◆ Exercise requirements:
What is the number of lines containing the word "könnyen"? Please answer with that number and nothing more.

(Stored entries)

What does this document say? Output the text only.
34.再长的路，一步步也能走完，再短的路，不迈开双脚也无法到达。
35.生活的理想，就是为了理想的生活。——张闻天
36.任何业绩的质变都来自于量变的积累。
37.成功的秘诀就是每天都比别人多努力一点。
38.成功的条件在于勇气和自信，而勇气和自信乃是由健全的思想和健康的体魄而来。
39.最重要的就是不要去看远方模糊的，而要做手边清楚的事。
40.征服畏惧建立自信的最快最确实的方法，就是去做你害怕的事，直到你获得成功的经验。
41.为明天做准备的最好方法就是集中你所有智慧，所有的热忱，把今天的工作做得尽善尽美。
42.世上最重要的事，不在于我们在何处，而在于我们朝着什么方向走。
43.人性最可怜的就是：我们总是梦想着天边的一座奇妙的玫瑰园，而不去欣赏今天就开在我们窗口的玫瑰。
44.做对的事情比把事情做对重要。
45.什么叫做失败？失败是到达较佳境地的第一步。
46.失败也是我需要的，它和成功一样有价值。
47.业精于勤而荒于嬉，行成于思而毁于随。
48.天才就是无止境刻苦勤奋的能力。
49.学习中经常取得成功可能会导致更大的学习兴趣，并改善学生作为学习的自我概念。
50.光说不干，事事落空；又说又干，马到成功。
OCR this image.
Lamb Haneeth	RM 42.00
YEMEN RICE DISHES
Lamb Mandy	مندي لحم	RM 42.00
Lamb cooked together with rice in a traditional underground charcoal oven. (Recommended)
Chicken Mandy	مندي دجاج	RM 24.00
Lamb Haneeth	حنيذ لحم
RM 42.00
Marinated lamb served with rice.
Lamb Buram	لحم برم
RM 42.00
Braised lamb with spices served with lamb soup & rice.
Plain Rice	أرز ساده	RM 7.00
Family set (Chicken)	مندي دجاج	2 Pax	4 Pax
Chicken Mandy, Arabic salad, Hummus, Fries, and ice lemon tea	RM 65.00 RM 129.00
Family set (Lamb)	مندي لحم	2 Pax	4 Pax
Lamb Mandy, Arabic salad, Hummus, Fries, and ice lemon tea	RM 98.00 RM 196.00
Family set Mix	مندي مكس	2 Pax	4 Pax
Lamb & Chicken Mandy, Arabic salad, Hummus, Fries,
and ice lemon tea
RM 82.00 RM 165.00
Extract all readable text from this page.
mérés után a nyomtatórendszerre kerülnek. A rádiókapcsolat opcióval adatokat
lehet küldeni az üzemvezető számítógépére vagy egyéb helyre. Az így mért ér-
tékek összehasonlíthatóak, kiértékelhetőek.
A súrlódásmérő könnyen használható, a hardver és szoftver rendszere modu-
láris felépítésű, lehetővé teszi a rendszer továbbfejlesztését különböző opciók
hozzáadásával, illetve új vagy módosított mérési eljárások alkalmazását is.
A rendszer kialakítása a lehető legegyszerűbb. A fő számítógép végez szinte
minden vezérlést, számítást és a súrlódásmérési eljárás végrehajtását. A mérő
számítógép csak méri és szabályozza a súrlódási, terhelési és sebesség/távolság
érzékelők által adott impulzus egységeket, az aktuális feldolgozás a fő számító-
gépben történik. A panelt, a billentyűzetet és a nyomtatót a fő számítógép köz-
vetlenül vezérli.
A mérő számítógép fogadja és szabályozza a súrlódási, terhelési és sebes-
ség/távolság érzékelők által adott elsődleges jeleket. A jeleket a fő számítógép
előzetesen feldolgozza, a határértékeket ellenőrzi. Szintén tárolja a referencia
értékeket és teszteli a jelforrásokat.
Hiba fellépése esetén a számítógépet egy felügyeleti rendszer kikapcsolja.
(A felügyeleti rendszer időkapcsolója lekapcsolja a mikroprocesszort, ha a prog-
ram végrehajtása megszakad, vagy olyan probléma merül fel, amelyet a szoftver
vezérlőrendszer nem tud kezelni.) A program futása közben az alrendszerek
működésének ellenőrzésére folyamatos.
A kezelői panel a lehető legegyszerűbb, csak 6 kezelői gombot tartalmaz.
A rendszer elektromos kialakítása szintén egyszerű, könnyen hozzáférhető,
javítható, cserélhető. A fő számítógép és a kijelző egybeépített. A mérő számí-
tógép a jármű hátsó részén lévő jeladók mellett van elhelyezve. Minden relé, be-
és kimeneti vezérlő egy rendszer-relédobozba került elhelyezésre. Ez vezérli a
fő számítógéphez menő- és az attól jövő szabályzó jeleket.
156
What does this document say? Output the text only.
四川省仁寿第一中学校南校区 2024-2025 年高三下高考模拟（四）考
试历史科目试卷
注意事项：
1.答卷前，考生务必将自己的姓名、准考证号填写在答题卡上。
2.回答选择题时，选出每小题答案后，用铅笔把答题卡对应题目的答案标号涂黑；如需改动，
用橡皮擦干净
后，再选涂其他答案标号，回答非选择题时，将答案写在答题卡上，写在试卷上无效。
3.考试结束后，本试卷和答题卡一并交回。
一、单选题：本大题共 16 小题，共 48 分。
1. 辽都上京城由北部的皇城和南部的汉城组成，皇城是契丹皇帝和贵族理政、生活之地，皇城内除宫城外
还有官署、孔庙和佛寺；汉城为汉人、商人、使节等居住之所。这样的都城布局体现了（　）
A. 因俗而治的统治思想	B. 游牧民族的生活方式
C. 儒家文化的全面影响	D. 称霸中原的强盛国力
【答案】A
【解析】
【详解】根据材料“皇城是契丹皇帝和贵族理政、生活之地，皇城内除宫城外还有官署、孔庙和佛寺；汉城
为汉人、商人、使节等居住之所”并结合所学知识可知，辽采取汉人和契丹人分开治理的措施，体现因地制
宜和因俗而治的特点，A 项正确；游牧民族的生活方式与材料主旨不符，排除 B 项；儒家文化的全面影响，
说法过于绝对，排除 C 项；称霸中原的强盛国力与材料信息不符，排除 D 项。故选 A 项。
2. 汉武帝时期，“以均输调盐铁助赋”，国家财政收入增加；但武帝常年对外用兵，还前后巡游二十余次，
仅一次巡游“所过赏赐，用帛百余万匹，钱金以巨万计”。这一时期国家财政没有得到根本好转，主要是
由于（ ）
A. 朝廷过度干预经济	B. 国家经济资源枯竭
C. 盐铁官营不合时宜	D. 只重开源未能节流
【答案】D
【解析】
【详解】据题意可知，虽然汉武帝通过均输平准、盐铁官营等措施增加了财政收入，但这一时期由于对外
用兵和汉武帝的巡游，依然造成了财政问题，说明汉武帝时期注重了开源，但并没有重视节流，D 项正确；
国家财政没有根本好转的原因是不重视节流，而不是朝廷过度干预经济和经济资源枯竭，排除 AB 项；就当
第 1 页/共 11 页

◆ Solution for this exercise:
2